#### Your task
Search the material for the string "chất", then return every line where it is found.

Source data:

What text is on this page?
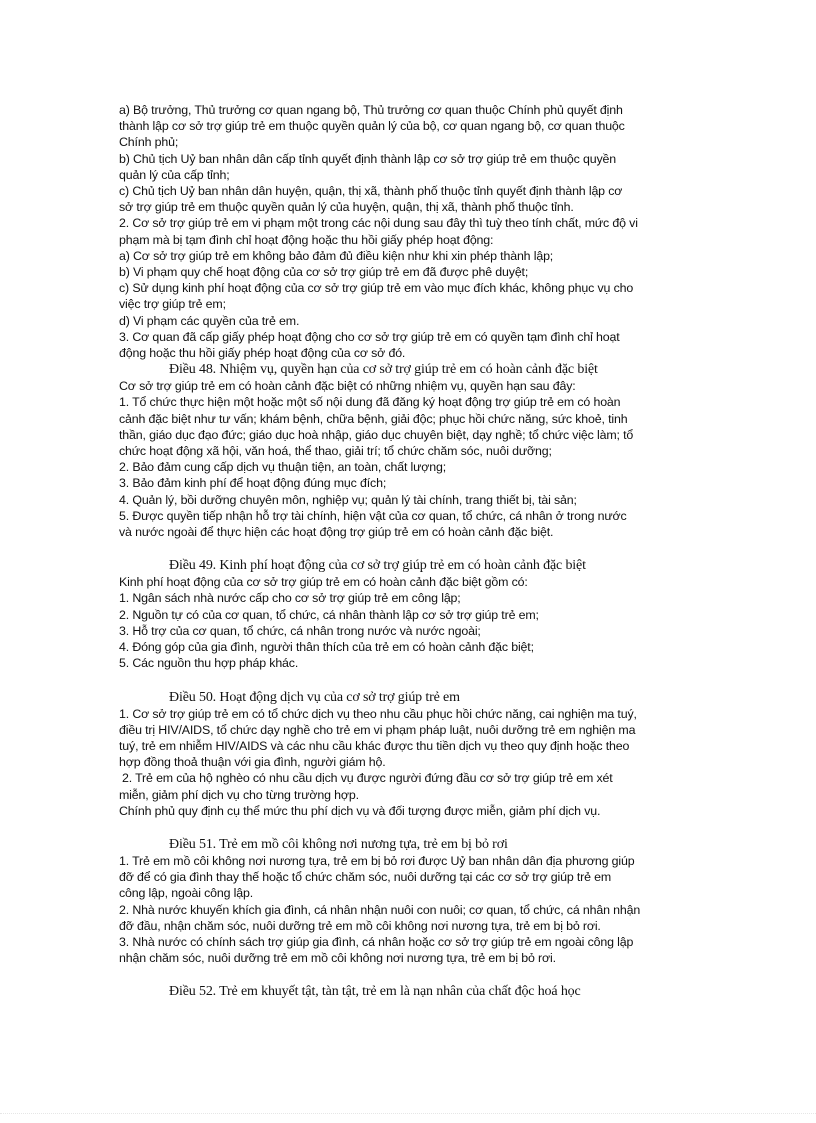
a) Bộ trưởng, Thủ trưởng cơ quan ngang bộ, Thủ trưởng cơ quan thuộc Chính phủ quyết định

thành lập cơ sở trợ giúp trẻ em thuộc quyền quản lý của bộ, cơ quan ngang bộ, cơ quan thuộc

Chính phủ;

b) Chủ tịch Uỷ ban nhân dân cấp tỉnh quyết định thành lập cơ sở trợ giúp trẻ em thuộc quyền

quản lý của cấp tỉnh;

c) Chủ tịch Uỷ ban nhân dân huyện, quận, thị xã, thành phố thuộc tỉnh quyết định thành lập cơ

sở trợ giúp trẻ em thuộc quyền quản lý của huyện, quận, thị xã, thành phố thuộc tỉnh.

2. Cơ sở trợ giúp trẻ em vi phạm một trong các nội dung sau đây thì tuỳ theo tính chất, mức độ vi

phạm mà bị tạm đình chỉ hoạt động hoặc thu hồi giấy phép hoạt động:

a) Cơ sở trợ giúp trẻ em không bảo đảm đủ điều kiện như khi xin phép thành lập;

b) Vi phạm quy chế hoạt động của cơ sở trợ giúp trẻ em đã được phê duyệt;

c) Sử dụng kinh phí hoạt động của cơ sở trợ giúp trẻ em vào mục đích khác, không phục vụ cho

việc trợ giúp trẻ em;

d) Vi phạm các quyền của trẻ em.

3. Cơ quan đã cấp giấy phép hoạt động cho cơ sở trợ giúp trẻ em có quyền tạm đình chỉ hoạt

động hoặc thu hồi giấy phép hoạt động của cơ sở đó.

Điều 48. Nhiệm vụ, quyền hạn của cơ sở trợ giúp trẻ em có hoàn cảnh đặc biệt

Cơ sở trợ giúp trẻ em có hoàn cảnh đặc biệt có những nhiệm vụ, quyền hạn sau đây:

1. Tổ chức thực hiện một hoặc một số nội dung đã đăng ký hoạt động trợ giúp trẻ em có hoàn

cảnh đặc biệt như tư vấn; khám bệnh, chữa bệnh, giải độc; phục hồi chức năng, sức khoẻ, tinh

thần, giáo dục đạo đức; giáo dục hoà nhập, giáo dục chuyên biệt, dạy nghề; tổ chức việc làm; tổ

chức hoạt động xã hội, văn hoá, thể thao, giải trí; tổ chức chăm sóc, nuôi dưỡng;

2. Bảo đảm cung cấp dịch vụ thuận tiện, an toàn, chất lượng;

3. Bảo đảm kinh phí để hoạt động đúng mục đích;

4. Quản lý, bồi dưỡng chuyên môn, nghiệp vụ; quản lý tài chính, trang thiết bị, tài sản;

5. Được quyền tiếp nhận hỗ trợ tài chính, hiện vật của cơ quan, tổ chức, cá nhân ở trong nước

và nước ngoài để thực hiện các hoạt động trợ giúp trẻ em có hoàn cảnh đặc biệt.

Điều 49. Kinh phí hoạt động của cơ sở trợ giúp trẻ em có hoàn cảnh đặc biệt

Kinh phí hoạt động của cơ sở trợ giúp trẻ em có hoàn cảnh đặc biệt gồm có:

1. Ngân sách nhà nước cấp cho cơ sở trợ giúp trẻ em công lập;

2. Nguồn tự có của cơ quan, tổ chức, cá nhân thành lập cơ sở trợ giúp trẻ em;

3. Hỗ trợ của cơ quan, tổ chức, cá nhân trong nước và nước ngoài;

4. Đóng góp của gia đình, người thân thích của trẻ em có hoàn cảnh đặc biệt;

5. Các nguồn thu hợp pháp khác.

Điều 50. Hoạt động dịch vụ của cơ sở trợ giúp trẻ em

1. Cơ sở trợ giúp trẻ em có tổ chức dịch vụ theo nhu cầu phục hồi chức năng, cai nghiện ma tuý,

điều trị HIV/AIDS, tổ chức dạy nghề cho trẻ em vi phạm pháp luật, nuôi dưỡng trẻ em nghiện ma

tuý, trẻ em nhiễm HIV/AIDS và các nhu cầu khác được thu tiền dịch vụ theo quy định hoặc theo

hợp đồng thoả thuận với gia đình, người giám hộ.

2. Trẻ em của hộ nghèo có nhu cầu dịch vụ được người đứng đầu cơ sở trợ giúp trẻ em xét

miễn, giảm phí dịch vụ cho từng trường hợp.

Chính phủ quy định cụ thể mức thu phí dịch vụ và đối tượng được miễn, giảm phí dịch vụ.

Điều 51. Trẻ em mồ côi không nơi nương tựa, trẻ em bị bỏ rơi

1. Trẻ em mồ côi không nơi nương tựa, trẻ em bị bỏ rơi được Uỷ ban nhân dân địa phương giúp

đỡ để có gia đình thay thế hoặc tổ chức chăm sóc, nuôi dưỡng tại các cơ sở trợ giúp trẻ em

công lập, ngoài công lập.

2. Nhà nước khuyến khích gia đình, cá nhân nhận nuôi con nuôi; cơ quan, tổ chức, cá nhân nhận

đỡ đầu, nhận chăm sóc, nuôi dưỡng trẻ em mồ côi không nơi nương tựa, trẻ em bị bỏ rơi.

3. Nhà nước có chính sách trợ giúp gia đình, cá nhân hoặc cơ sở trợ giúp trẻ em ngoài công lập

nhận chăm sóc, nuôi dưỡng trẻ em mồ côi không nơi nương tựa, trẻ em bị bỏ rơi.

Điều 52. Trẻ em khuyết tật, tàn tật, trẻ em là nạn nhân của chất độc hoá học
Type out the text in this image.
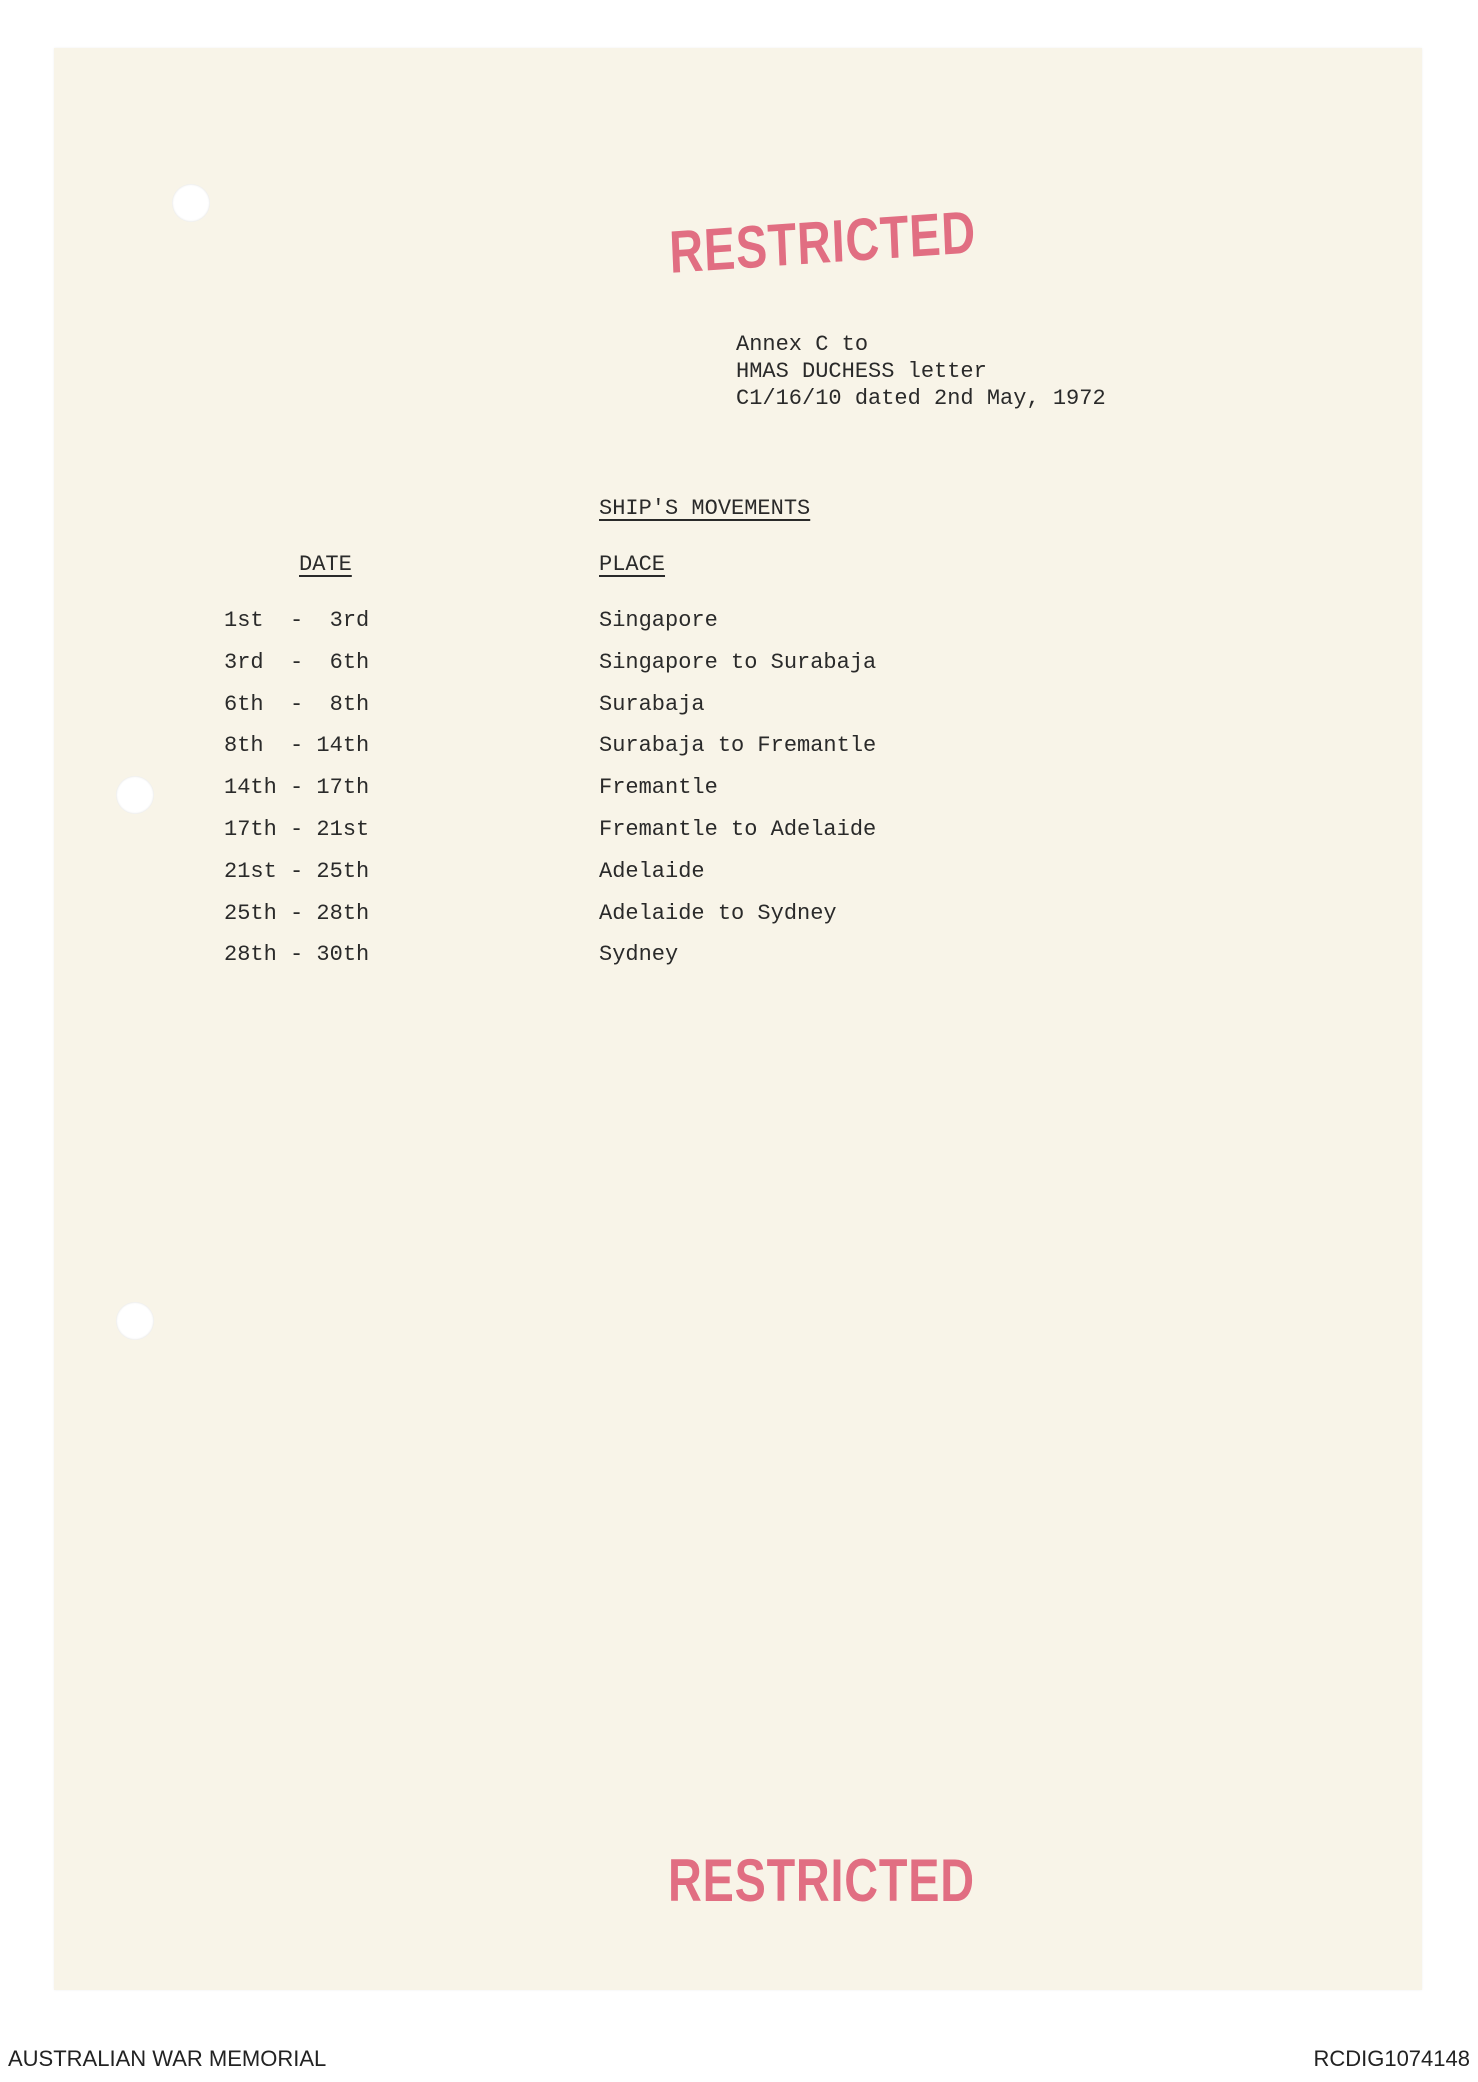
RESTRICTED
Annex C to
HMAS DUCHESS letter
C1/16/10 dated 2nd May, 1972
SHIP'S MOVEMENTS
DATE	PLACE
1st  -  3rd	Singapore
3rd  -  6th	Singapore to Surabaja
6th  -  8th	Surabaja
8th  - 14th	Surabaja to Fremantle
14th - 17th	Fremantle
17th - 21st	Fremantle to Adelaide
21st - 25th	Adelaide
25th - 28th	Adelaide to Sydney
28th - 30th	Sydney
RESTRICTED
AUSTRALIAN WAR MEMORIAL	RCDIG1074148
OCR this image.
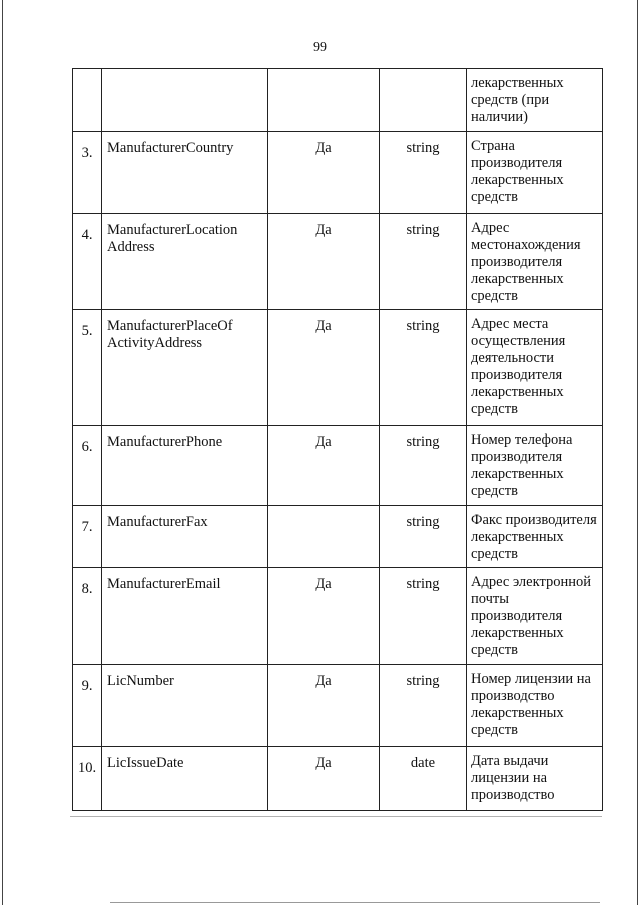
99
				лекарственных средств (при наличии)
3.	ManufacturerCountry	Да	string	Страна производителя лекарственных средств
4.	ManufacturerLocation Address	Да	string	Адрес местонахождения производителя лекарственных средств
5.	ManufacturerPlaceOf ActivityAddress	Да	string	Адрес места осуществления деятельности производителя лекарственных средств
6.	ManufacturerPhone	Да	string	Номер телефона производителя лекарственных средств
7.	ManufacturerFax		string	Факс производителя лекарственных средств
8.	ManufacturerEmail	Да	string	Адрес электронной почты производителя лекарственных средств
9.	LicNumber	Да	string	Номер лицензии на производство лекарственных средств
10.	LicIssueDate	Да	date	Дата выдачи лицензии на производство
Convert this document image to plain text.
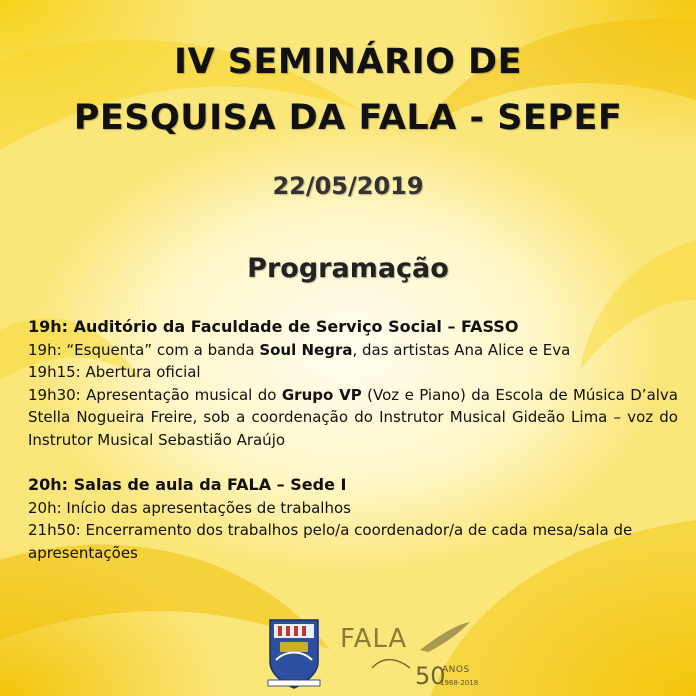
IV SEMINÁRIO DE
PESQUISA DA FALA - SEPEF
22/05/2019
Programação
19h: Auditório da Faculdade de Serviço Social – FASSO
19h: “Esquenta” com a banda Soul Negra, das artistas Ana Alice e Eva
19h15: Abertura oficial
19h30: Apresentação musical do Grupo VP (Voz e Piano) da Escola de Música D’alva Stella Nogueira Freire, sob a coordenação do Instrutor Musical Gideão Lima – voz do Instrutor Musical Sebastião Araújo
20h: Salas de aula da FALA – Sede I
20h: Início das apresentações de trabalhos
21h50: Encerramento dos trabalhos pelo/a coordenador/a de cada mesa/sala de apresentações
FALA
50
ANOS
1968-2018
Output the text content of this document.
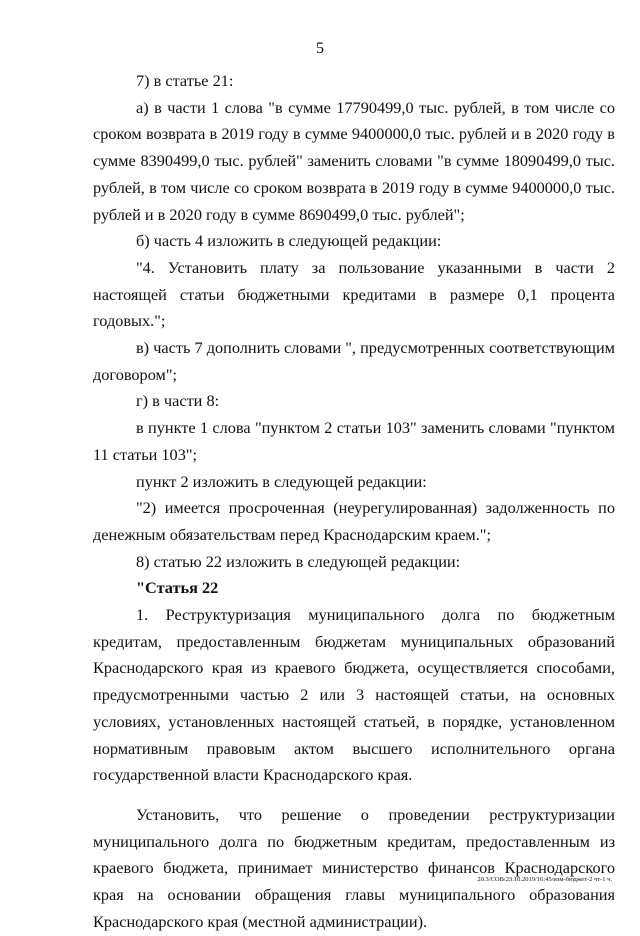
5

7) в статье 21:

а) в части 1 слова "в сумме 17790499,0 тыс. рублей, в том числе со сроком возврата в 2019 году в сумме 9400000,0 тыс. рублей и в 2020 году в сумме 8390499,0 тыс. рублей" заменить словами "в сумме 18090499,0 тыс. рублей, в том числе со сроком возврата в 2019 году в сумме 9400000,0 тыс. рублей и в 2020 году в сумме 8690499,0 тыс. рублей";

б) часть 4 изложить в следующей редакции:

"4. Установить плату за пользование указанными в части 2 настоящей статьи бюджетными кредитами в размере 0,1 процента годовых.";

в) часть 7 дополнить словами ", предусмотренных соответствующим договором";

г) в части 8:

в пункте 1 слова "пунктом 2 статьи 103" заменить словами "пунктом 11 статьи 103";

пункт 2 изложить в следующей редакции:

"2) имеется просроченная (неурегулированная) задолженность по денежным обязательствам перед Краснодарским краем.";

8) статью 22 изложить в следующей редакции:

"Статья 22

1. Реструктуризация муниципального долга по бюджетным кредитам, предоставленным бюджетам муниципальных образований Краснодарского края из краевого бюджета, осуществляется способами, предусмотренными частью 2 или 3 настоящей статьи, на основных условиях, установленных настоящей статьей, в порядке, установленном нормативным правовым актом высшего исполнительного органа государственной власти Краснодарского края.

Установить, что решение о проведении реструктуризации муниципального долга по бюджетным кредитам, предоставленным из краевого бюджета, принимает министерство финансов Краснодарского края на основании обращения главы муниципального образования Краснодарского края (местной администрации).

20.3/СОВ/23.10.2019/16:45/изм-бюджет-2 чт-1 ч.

#### Result for this exercise
2. Cơ sở trợ giúp trẻ em vi phạm một trong các nội dung sau đây thì tuỳ theo tính chất, mức độ vi
2. Bảo đảm cung cấp dịch vụ thuận tiện, an toàn, chất lượng;
Điều 52. Trẻ em khuyết tật, tàn tật, trẻ em là nạn nhân của chất độc hoá học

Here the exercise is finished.